EXERCISE PROMPT →
Which lines in the records below contain the word "объекта"? Copy each one out.

ENTRIES →

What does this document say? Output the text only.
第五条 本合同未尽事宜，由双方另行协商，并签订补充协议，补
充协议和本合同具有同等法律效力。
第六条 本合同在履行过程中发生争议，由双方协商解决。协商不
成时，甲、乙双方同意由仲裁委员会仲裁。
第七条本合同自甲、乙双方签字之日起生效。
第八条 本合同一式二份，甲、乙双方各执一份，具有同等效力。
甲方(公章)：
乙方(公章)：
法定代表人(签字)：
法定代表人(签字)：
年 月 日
==
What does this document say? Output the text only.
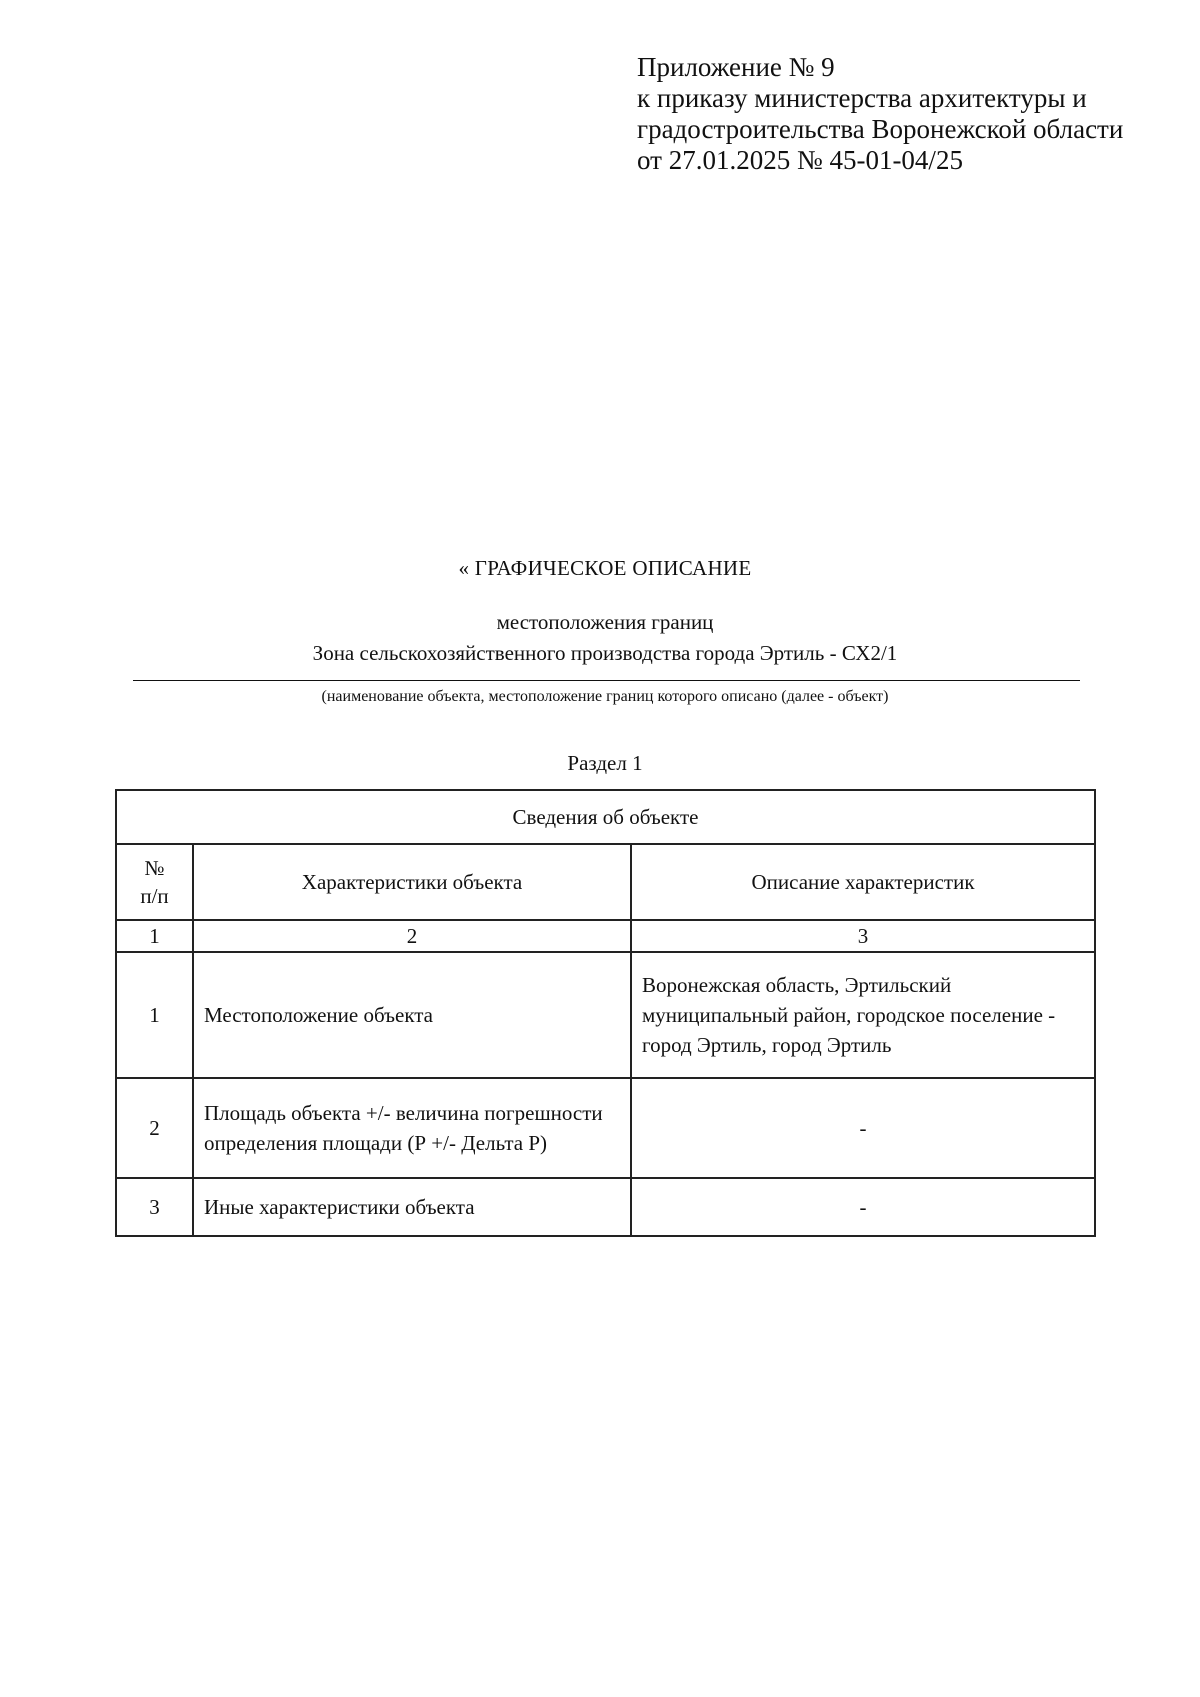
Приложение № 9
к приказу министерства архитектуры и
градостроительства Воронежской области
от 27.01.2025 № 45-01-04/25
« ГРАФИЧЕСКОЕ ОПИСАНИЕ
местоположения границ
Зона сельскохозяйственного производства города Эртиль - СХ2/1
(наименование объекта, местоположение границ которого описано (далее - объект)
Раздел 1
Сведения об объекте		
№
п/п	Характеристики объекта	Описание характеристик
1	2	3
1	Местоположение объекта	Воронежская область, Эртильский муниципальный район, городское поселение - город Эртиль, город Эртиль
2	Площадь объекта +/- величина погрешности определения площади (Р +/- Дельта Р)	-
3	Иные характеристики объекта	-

EXERCISE RESPONSE →
(наименование объекта, местоположение границ которого описано (далее - объект)
п/п	Характеристики объекта	Описание характеристик
1	Местоположение объекта	Воронежская область, Эртильский муниципальный район, городское поселение - город Эртиль, город Эртиль
2	Площадь объекта +/- величина погрешности определения площади (Р +/- Дельта Р)	-
3	Иные характеристики объекта	-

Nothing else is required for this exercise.